## What this task involves
Write out the whole listing, matching it exactly.

## Extracted entries
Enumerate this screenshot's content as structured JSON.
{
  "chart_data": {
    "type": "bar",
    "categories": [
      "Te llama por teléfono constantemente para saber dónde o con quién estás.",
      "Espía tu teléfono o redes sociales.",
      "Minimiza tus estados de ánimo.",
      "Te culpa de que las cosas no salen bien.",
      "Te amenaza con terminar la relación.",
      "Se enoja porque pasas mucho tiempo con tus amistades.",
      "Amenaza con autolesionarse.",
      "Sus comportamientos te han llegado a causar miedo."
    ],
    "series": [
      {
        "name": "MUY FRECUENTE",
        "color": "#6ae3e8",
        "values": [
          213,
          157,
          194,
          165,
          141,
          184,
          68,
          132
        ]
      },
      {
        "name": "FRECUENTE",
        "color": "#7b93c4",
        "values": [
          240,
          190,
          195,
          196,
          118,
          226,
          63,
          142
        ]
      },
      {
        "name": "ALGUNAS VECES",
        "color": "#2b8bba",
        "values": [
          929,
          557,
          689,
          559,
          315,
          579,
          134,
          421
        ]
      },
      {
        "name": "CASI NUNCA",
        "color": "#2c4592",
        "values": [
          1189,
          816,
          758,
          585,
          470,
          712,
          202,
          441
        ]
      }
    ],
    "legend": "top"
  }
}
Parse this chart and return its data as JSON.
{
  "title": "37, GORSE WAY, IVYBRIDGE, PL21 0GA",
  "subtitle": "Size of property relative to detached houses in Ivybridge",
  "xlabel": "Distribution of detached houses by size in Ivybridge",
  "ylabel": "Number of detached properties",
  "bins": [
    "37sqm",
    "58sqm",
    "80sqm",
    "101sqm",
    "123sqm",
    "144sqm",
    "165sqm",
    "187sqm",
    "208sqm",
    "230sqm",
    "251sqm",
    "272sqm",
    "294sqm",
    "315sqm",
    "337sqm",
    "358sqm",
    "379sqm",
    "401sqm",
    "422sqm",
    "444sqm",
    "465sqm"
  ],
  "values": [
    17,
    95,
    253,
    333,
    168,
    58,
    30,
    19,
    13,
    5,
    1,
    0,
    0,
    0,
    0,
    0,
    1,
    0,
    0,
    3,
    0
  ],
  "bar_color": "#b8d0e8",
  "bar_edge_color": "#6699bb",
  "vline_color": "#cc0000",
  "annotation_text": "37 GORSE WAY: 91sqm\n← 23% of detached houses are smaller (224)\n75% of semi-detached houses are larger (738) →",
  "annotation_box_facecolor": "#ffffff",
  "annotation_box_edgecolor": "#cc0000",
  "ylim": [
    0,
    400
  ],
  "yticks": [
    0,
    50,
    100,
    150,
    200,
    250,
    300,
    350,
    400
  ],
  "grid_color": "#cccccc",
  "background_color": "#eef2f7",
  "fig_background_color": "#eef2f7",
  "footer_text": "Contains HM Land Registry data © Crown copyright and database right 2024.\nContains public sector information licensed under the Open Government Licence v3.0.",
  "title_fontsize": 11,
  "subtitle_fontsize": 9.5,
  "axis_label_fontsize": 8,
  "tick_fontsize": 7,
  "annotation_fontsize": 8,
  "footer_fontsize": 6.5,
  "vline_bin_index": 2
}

## Exercise answer
Enumerate this screenshot's content as structured JSON.
{
  "chart_data": {
    "type": "bar",
    "categories": [
      "Te llama por teléfono constantemente para saber dónde o con quién estás.",
      "Espía tu teléfono o redes sociales.",
      "Minimiza tus estados de ánimo.",
      "Te culpa de que las cosas no salen bien.",
      "Te amenaza con terminar la relación.",
      "Se enoja porque pasas mucho tiempo con tus amistades.",
      "Amenaza con autolesionarse.",
      "Sus comportamientos te han llegado a causar miedo."
    ],
    "series": [
      {
        "name": "MUY FRECUENTE",
        "color": "#6ae3e8",
        "values": [
          213,
          157,
          194,
          165,
          141,
          184,
          68,
          132
        ]
      },
      {
        "name": "FRECUENTE",
        "color": "#7b93c4",
        "values": [
          240,
          190,
          195,
          196,
          118,
          226,
          63,
          142
        ]
      },
      {
        "name": "ALGUNAS VECES",
        "color": "#2b8bba",
        "values": [
          929,
          557,
          689,
          559,
          315,
          579,
          134,
          421
        ]
      },
      {
        "name": "CASI NUNCA",
        "color": "#2c4592",
        "values": [
          1189,
          816,
          758,
          585,
          470,
          712,
          202,
          441
        ]
      }
    ],
    "legend": "top"
  }
}
Parse this chart and return its data as JSON.
{
  "title": "37, GORSE WAY, IVYBRIDGE, PL21 0GA",
  "subtitle": "Size of property relative to detached houses in Ivybridge",
  "xlabel": "Distribution of detached houses by size in Ivybridge",
  "ylabel": "Number of detached properties",
  "bins": [
    "37sqm",
    "58sqm",
    "80sqm",
    "101sqm",
    "123sqm",
    "144sqm",
    "165sqm",
    "187sqm",
    "208sqm",
    "230sqm",
    "251sqm",
    "272sqm",
    "294sqm",
    "315sqm",
    "337sqm",
    "358sqm",
    "379sqm",
    "401sqm",
    "422sqm",
    "444sqm",
    "465sqm"
  ],
  "values": [
    17,
    95,
    253,
    333,
    168,
    58,
    30,
    19,
    13,
    5,
    1,
    0,
    0,
    0,
    0,
    0,
    1,
    0,
    0,
    3,
    0
  ],
  "bar_color": "#b8d0e8",
  "bar_edge_color": "#6699bb",
  "vline_color": "#cc0000",
  "annotation_text": "37 GORSE WAY: 91sqm\n← 23% of detached houses are smaller (224)\n75% of semi-detached houses are larger (738) →",
  "annotation_box_facecolor": "#ffffff",
  "annotation_box_edgecolor": "#cc0000",
  "ylim": [
    0,
    400
  ],
  "yticks": [
    0,
    50,
    100,
    150,
    200,
    250,
    300,
    350,
    400
  ],
  "grid_color": "#cccccc",
  "background_color": "#eef2f7",
  "fig_background_color": "#eef2f7",
  "footer_text": "Contains HM Land Registry data © Crown copyright and database right 2024.\nContains public sector information licensed under the Open Government Licence v3.0.",
  "title_fontsize": 11,
  "subtitle_fontsize": 9.5,
  "axis_label_fontsize": 8,
  "tick_fontsize": 7,
  "annotation_fontsize": 8,
  "footer_fontsize": 6.5,
  "vline_bin_index": 2
}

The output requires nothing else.